(What is required): Your task is to return the span of lines beginning at the one with "Type out the text in this image." and ending at the last line of the data, exactly as it stands.

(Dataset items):
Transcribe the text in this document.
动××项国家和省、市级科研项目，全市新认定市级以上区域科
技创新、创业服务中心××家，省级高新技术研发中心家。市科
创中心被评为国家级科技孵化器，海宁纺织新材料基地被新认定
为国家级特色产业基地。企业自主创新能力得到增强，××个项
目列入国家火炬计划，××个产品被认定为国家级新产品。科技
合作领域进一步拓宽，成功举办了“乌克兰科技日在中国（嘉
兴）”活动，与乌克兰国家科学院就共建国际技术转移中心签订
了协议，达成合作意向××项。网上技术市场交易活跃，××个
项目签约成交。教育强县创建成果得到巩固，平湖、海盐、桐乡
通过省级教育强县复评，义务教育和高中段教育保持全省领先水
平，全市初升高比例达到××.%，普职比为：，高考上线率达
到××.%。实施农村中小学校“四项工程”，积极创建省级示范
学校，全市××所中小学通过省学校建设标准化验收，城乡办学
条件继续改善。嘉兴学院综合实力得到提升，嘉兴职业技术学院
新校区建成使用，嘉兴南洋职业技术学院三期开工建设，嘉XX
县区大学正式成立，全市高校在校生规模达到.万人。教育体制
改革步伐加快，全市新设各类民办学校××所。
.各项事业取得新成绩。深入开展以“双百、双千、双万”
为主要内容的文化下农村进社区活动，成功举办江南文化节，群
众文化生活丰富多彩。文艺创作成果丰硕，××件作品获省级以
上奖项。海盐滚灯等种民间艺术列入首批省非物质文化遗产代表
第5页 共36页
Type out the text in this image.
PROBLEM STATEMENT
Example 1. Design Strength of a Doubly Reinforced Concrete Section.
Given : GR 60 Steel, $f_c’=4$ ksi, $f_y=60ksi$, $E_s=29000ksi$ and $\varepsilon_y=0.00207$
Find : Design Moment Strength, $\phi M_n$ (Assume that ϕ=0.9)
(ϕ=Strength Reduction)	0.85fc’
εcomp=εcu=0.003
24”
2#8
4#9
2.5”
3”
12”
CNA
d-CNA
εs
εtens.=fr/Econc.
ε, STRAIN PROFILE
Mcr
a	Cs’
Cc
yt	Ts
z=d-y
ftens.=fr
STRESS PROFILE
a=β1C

(Written solution):
Type out the text in this image.
PROBLEM STATEMENT
Example 1. Design Strength of a Doubly Reinforced Concrete Section.
Given : GR 60 Steel, $f_c’=4$ ksi, $f_y=60ksi$, $E_s=29000ksi$ and $\varepsilon_y=0.00207$
Find : Design Moment Strength, $\phi M_n$ (Assume that ϕ=0.9)
(ϕ=Strength Reduction)	0.85fc’
εcomp=εcu=0.003
24”
2#8
4#9
2.5”
3”
12”
CNA
d-CNA
εs
εtens.=fr/Econc.
ε, STRAIN PROFILE
Mcr
a	Cs’
Cc
yt	Ts
z=d-y
ftens.=fr
STRESS PROFILE
a=β1C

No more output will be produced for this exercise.